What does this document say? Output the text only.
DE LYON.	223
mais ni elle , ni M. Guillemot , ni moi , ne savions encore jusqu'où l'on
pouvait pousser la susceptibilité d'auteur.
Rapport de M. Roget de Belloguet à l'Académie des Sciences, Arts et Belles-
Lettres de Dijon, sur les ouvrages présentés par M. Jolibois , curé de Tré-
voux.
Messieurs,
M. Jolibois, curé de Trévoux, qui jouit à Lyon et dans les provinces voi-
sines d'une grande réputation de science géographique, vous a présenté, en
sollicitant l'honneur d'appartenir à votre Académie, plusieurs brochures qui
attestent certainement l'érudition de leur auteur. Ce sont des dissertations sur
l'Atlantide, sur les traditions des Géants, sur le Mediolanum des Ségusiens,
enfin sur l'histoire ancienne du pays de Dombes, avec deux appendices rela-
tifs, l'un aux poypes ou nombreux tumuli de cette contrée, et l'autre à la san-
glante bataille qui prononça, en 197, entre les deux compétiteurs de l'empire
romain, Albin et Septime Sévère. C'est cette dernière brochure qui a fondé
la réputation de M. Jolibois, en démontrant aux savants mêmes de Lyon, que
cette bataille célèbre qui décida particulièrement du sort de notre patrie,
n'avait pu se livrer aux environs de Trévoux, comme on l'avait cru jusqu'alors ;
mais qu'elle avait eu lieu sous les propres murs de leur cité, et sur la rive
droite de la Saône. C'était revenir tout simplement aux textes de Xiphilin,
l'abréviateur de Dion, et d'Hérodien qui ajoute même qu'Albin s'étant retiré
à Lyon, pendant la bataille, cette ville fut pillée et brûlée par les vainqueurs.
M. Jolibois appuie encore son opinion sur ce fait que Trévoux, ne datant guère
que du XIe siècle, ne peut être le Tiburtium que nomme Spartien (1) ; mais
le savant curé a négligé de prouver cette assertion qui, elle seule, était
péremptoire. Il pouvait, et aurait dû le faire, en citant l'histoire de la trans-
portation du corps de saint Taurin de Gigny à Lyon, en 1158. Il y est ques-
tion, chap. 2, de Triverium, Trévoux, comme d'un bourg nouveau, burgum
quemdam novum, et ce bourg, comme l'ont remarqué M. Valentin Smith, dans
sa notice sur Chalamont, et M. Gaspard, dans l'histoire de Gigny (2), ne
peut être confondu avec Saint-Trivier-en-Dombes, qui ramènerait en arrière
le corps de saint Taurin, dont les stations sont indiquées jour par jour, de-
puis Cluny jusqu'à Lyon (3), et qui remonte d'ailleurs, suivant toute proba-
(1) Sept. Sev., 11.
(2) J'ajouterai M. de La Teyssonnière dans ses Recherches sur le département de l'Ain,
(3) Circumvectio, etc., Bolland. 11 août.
____
__AIM OF THE TASK__: Restate each record exactly as written.

__TASK OUTPUT__:
What does this document say? Output the text only.
DE LYON.	223
mais ni elle , ni M. Guillemot , ni moi , ne savions encore jusqu'où l'on
pouvait pousser la susceptibilité d'auteur.
Rapport de M. Roget de Belloguet à l'Académie des Sciences, Arts et Belles-
Lettres de Dijon, sur les ouvrages présentés par M. Jolibois , curé de Tré-
voux.
Messieurs,
M. Jolibois, curé de Trévoux, qui jouit à Lyon et dans les provinces voi-
sines d'une grande réputation de science géographique, vous a présenté, en
sollicitant l'honneur d'appartenir à votre Académie, plusieurs brochures qui
attestent certainement l'érudition de leur auteur. Ce sont des dissertations sur
l'Atlantide, sur les traditions des Géants, sur le Mediolanum des Ségusiens,
enfin sur l'histoire ancienne du pays de Dombes, avec deux appendices rela-
tifs, l'un aux poypes ou nombreux tumuli de cette contrée, et l'autre à la san-
glante bataille qui prononça, en 197, entre les deux compétiteurs de l'empire
romain, Albin et Septime Sévère. C'est cette dernière brochure qui a fondé
la réputation de M. Jolibois, en démontrant aux savants mêmes de Lyon, que
cette bataille célèbre qui décida particulièrement du sort de notre patrie,
n'avait pu se livrer aux environs de Trévoux, comme on l'avait cru jusqu'alors ;
mais qu'elle avait eu lieu sous les propres murs de leur cité, et sur la rive
droite de la Saône. C'était revenir tout simplement aux textes de Xiphilin,
l'abréviateur de Dion, et d'Hérodien qui ajoute même qu'Albin s'étant retiré
à Lyon, pendant la bataille, cette ville fut pillée et brûlée par les vainqueurs.
M. Jolibois appuie encore son opinion sur ce fait que Trévoux, ne datant guère
que du XIe siècle, ne peut être le Tiburtium que nomme Spartien (1) ; mais
le savant curé a négligé de prouver cette assertion qui, elle seule, était
péremptoire. Il pouvait, et aurait dû le faire, en citant l'histoire de la trans-
portation du corps de saint Taurin de Gigny à Lyon, en 1158. Il y est ques-
tion, chap. 2, de Triverium, Trévoux, comme d'un bourg nouveau, burgum
quemdam novum, et ce bourg, comme l'ont remarqué M. Valentin Smith, dans
sa notice sur Chalamont, et M. Gaspard, dans l'histoire de Gigny (2), ne
peut être confondu avec Saint-Trivier-en-Dombes, qui ramènerait en arrière
le corps de saint Taurin, dont les stations sont indiquées jour par jour, de-
puis Cluny jusqu'à Lyon (3), et qui remonte d'ailleurs, suivant toute proba-
(1) Sept. Sev., 11.
(2) J'ajouterai M. de La Teyssonnière dans ses Recherches sur le département de l'Ain,
(3) Circumvectio, etc., Bolland. 11 août.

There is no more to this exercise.